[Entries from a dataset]
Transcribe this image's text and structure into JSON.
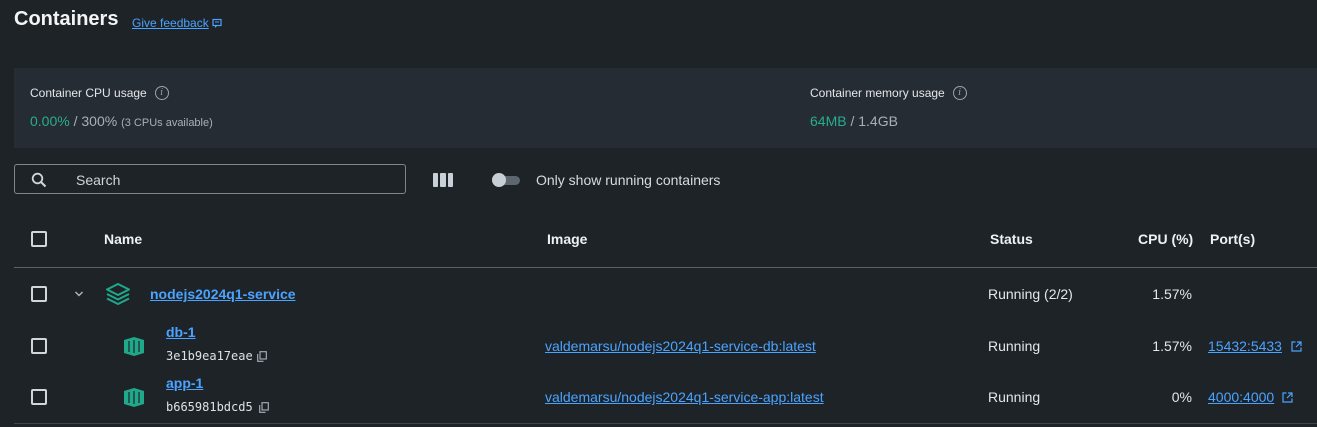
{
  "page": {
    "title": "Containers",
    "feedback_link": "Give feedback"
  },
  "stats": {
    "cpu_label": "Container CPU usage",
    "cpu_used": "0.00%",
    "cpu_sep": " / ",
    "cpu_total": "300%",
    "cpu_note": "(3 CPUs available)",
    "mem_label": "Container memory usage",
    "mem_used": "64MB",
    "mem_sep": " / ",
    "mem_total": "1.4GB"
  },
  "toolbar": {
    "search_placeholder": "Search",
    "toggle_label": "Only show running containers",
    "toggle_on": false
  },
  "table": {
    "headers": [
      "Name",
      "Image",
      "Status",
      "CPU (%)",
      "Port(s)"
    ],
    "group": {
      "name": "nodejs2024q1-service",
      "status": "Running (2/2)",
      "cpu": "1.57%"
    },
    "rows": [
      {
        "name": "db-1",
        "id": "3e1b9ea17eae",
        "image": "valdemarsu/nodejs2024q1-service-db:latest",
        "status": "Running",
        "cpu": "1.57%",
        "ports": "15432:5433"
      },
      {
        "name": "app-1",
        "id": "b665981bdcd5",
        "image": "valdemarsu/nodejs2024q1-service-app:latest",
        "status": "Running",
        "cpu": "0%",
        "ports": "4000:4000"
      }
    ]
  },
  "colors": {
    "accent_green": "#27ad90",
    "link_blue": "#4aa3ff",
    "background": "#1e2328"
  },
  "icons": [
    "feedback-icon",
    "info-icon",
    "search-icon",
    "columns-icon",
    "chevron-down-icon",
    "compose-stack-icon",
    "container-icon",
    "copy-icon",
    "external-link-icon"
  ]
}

* * *

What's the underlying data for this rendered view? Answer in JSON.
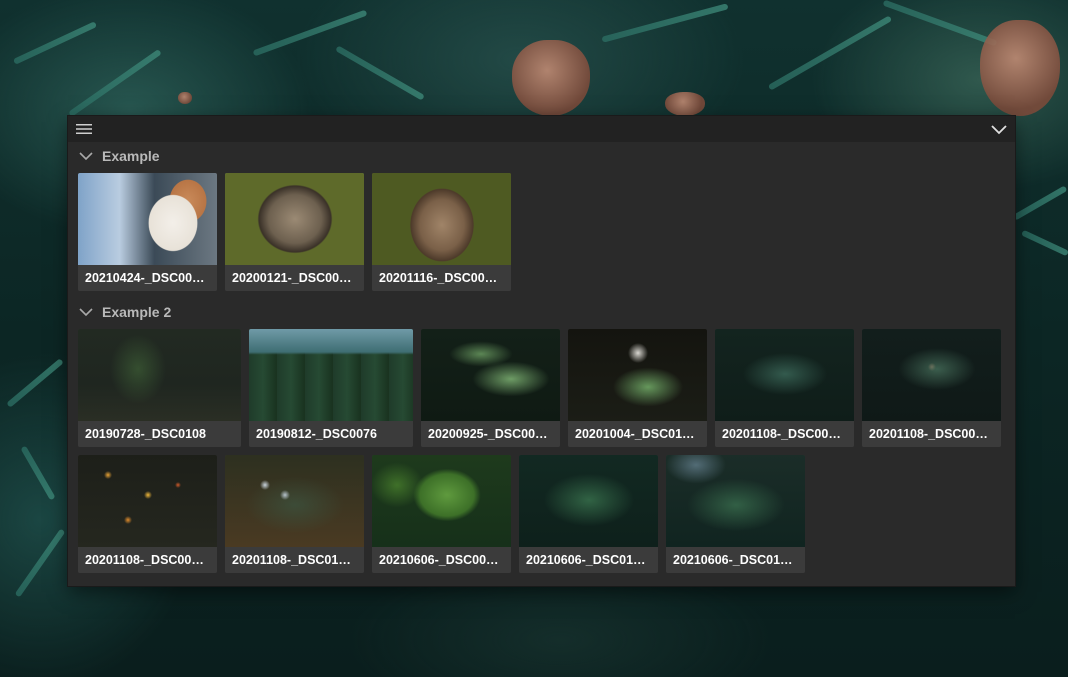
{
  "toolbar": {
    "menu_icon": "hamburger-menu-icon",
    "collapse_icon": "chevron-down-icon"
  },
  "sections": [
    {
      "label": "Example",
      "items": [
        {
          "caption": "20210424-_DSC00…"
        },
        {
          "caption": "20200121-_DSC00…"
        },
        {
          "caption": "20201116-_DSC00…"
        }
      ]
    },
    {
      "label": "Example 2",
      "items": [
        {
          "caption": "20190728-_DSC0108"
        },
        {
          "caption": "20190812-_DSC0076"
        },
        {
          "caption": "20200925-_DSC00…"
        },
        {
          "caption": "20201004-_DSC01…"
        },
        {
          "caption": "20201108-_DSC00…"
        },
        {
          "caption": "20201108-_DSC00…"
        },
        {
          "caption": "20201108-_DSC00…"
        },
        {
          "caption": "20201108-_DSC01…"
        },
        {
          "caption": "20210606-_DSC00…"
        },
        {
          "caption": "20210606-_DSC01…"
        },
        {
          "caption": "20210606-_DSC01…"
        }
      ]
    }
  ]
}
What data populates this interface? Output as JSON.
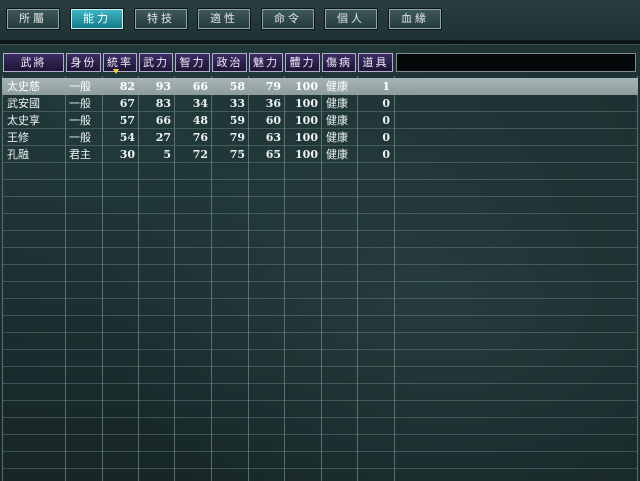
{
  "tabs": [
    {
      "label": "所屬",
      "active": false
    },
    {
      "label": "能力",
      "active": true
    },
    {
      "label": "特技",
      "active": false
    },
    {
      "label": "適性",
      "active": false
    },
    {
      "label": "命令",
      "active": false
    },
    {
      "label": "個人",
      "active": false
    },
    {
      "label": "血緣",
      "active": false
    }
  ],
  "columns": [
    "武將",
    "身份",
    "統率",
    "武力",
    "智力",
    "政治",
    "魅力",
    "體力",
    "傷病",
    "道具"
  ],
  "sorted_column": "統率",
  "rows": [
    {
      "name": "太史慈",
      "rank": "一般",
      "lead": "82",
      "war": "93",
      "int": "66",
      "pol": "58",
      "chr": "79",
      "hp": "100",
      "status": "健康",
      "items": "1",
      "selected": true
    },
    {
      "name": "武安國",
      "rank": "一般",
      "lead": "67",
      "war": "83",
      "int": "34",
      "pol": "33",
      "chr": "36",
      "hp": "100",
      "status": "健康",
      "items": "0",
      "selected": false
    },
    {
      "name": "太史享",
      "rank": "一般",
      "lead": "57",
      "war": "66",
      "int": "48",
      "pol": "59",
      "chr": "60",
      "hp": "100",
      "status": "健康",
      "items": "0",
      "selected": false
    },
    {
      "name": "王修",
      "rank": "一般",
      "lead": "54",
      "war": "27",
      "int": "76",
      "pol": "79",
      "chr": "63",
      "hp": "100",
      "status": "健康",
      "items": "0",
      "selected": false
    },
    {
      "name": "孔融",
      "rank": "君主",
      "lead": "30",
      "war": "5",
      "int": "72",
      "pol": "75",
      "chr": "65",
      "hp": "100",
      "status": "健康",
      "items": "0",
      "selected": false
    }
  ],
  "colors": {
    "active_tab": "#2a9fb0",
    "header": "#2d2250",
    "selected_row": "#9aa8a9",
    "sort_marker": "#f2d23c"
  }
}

*OBJECTIVE*. Across the data, tally the lines containing "JSON" and give back the number alone.

*PROBLEM SOLUTION*. 3